Excerpt from a dataset
────────────────────────────────────────
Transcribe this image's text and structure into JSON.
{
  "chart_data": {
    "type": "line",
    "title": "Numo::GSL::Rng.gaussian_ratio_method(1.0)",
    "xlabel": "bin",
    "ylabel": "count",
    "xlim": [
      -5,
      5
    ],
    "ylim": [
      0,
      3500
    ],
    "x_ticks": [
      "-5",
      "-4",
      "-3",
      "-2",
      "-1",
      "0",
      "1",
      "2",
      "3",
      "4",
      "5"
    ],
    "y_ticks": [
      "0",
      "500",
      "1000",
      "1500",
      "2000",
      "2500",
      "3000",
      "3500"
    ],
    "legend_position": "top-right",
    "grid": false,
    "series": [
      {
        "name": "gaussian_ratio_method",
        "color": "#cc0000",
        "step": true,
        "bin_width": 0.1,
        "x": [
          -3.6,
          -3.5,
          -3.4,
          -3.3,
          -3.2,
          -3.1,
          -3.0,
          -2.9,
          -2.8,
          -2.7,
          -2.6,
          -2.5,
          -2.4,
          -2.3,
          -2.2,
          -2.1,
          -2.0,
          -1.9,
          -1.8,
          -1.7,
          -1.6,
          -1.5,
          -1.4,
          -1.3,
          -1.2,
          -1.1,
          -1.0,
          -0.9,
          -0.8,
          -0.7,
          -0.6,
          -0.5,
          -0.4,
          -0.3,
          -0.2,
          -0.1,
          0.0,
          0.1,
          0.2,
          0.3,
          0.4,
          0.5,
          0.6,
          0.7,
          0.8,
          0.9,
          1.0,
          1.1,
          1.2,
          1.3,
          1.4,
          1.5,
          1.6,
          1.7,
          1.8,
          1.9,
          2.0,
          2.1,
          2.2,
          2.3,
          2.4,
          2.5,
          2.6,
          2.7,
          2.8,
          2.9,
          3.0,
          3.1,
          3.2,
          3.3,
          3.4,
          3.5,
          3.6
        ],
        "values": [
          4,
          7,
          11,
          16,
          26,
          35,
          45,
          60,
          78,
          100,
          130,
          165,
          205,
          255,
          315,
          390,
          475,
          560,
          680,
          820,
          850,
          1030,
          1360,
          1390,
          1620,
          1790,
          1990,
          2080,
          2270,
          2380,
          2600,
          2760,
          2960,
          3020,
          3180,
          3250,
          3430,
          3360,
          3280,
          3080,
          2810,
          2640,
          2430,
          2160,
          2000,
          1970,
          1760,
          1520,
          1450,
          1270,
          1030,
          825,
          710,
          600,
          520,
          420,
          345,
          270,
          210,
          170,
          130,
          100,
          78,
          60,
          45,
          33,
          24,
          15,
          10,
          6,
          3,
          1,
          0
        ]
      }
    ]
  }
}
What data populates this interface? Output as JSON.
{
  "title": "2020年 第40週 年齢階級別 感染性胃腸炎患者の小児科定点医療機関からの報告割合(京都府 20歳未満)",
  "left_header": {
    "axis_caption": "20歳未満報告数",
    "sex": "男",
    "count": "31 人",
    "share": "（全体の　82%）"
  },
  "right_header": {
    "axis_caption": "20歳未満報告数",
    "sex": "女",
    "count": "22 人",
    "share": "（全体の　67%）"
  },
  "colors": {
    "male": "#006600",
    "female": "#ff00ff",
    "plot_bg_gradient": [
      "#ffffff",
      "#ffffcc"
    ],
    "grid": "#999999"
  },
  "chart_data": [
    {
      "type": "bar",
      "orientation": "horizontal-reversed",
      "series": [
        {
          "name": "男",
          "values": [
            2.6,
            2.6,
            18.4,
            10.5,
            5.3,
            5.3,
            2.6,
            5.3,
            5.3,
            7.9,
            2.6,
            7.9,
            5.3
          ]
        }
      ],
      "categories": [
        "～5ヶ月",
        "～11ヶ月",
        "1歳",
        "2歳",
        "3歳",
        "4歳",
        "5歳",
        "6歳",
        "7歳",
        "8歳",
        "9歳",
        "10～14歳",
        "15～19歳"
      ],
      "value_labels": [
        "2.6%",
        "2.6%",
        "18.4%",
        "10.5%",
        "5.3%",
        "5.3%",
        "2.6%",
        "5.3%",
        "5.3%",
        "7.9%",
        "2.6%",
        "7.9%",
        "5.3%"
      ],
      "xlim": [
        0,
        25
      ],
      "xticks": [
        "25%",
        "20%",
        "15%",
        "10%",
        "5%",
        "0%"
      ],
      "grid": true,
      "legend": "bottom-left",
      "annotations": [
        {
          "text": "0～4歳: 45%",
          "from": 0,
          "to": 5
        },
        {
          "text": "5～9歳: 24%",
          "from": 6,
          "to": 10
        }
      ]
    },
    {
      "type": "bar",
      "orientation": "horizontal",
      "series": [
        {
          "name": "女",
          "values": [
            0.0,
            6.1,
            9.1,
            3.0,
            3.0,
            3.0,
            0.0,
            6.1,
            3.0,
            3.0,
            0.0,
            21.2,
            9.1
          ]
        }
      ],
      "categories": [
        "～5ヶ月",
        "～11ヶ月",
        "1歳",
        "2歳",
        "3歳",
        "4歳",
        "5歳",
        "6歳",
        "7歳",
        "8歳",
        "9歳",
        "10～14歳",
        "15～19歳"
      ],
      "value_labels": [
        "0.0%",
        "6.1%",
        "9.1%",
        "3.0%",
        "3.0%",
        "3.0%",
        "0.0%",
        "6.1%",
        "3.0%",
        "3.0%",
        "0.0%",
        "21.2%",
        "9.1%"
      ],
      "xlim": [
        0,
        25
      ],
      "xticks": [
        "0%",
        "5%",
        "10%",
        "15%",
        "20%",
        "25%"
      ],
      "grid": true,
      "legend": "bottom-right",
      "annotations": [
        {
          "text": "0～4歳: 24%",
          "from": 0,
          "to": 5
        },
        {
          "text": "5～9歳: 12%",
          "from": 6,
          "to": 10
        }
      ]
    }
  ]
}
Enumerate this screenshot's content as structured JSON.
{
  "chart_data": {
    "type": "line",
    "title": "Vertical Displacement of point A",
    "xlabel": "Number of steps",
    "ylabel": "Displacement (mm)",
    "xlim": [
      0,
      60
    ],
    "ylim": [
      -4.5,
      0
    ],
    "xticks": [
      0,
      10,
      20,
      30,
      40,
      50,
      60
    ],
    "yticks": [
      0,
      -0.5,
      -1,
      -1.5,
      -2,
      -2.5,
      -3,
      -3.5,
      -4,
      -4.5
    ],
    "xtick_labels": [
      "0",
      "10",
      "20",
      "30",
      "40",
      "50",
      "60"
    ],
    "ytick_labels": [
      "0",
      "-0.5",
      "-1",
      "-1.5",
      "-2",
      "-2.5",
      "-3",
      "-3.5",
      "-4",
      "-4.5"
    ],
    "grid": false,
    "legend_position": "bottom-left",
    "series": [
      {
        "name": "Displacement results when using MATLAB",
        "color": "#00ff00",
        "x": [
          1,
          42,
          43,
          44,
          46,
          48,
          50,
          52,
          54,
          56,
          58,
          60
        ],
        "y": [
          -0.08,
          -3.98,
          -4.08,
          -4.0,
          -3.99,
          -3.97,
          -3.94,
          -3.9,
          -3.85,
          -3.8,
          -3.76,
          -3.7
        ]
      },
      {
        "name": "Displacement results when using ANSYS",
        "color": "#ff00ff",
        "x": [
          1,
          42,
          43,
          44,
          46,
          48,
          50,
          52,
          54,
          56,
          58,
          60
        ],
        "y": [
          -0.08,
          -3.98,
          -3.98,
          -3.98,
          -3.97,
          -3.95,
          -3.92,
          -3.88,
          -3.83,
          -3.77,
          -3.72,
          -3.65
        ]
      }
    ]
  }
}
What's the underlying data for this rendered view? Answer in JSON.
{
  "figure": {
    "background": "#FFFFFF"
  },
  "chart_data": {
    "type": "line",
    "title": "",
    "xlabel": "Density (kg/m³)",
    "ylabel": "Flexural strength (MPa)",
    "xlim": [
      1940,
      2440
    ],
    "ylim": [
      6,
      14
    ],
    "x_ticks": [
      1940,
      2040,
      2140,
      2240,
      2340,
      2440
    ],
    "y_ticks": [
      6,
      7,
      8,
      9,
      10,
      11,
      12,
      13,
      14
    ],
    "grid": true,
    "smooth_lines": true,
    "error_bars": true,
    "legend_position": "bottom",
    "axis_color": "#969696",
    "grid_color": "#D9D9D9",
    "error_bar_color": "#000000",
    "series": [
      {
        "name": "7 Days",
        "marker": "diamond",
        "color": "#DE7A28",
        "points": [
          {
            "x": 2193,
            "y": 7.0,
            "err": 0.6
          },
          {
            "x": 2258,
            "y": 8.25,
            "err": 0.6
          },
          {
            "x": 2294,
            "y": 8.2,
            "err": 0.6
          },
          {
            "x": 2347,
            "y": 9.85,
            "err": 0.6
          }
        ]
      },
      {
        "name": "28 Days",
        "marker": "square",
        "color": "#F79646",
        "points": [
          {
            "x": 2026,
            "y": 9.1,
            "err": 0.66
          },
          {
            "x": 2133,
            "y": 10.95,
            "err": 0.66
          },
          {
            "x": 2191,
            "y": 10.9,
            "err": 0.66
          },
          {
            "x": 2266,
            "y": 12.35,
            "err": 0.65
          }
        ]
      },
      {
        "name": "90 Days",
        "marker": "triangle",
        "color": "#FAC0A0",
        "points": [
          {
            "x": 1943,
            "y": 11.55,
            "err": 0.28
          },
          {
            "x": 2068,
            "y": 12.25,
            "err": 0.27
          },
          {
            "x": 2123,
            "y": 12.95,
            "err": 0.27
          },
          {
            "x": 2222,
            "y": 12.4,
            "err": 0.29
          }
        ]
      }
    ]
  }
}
────────────────────────────────────────
◆ **Your objective**:
Using the entries above, return each line in which the word "orientation" occurs.

◆ **Reply**:
      "orientation": "horizontal-reversed",
      "orientation": "horizontal",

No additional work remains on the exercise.